— Given request —
Repeat the lines that follow, leaving nothing out.

(Stored data)
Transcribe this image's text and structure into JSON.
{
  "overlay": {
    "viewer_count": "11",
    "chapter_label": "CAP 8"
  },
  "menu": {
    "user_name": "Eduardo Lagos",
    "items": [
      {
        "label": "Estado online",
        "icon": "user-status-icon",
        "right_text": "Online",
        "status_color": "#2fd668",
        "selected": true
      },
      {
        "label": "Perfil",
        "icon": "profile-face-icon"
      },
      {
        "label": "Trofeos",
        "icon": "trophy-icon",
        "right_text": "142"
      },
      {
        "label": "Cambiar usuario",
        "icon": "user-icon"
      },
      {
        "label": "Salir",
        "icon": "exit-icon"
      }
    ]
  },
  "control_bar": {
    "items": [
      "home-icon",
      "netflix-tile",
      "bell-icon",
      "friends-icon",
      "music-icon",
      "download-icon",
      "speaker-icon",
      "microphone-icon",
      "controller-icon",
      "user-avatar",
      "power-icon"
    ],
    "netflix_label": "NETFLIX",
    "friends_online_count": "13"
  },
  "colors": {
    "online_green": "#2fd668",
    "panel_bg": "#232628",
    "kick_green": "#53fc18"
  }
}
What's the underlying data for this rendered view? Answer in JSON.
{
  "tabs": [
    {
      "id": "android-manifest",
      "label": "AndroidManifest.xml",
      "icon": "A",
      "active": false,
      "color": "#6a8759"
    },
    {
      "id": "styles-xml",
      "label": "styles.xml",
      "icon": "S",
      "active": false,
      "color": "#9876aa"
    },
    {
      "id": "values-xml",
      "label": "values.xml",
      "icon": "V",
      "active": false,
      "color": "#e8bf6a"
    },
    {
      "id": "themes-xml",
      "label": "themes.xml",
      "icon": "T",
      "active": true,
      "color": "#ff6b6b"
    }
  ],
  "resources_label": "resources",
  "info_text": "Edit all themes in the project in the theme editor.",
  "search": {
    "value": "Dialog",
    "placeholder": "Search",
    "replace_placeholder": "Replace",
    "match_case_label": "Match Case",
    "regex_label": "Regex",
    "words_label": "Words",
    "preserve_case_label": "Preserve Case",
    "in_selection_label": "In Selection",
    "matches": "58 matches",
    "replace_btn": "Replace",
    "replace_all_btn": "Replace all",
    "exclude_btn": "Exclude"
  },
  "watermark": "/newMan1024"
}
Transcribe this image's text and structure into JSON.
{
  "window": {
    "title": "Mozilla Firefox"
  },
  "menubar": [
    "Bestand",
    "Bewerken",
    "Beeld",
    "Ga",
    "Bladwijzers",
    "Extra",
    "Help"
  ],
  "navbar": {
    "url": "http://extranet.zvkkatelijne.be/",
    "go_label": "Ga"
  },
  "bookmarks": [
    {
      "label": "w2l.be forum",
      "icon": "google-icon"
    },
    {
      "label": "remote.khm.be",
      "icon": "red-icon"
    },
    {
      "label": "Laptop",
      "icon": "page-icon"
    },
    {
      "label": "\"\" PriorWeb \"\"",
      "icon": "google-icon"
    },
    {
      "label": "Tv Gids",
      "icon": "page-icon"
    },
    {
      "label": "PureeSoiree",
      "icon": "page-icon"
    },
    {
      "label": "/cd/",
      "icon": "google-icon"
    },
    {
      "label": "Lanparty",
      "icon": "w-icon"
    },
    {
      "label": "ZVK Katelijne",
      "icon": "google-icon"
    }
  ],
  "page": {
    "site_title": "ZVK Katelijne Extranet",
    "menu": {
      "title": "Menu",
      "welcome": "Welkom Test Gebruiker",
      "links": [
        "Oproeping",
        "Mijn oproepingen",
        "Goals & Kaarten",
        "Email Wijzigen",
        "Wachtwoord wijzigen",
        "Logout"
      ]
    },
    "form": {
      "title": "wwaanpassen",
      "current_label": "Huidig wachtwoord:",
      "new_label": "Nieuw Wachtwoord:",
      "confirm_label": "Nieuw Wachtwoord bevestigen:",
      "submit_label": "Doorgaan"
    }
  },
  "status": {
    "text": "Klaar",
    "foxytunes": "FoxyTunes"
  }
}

— Response to this exercise —
Transcribe this image's text and structure into JSON.
{
  "overlay": {
    "viewer_count": "11",
    "chapter_label": "CAP 8"
  },
  "menu": {
    "user_name": "Eduardo Lagos",
    "items": [
      {
        "label": "Estado online",
        "icon": "user-status-icon",
        "right_text": "Online",
        "status_color": "#2fd668",
        "selected": true
      },
      {
        "label": "Perfil",
        "icon": "profile-face-icon"
      },
      {
        "label": "Trofeos",
        "icon": "trophy-icon",
        "right_text": "142"
      },
      {
        "label": "Cambiar usuario",
        "icon": "user-icon"
      },
      {
        "label": "Salir",
        "icon": "exit-icon"
      }
    ]
  },
  "control_bar": {
    "items": [
      "home-icon",
      "netflix-tile",
      "bell-icon",
      "friends-icon",
      "music-icon",
      "download-icon",
      "speaker-icon",
      "microphone-icon",
      "controller-icon",
      "user-avatar",
      "power-icon"
    ],
    "netflix_label": "NETFLIX",
    "friends_online_count": "13"
  },
  "colors": {
    "online_green": "#2fd668",
    "panel_bg": "#232628",
    "kick_green": "#53fc18"
  }
}
What's the underlying data for this rendered view? Answer in JSON.
{
  "tabs": [
    {
      "id": "android-manifest",
      "label": "AndroidManifest.xml",
      "icon": "A",
      "active": false,
      "color": "#6a8759"
    },
    {
      "id": "styles-xml",
      "label": "styles.xml",
      "icon": "S",
      "active": false,
      "color": "#9876aa"
    },
    {
      "id": "values-xml",
      "label": "values.xml",
      "icon": "V",
      "active": false,
      "color": "#e8bf6a"
    },
    {
      "id": "themes-xml",
      "label": "themes.xml",
      "icon": "T",
      "active": true,
      "color": "#ff6b6b"
    }
  ],
  "resources_label": "resources",
  "info_text": "Edit all themes in the project in the theme editor.",
  "search": {
    "value": "Dialog",
    "placeholder": "Search",
    "replace_placeholder": "Replace",
    "match_case_label": "Match Case",
    "regex_label": "Regex",
    "words_label": "Words",
    "preserve_case_label": "Preserve Case",
    "in_selection_label": "In Selection",
    "matches": "58 matches",
    "replace_btn": "Replace",
    "replace_all_btn": "Replace all",
    "exclude_btn": "Exclude"
  },
  "watermark": "/newMan1024"
}
Transcribe this image's text and structure into JSON.
{
  "window": {
    "title": "Mozilla Firefox"
  },
  "menubar": [
    "Bestand",
    "Bewerken",
    "Beeld",
    "Ga",
    "Bladwijzers",
    "Extra",
    "Help"
  ],
  "navbar": {
    "url": "http://extranet.zvkkatelijne.be/",
    "go_label": "Ga"
  },
  "bookmarks": [
    {
      "label": "w2l.be forum",
      "icon": "google-icon"
    },
    {
      "label": "remote.khm.be",
      "icon": "red-icon"
    },
    {
      "label": "Laptop",
      "icon": "page-icon"
    },
    {
      "label": "\"\" PriorWeb \"\"",
      "icon": "google-icon"
    },
    {
      "label": "Tv Gids",
      "icon": "page-icon"
    },
    {
      "label": "PureeSoiree",
      "icon": "page-icon"
    },
    {
      "label": "/cd/",
      "icon": "google-icon"
    },
    {
      "label": "Lanparty",
      "icon": "w-icon"
    },
    {
      "label": "ZVK Katelijne",
      "icon": "google-icon"
    }
  ],
  "page": {
    "site_title": "ZVK Katelijne Extranet",
    "menu": {
      "title": "Menu",
      "welcome": "Welkom Test Gebruiker",
      "links": [
        "Oproeping",
        "Mijn oproepingen",
        "Goals & Kaarten",
        "Email Wijzigen",
        "Wachtwoord wijzigen",
        "Logout"
      ]
    },
    "form": {
      "title": "wwaanpassen",
      "current_label": "Huidig wachtwoord:",
      "new_label": "Nieuw Wachtwoord:",
      "confirm_label": "Nieuw Wachtwoord bevestigen:",
      "submit_label": "Doorgaan"
    }
  },
  "status": {
    "text": "Klaar",
    "foxytunes": "FoxyTunes"
  }
}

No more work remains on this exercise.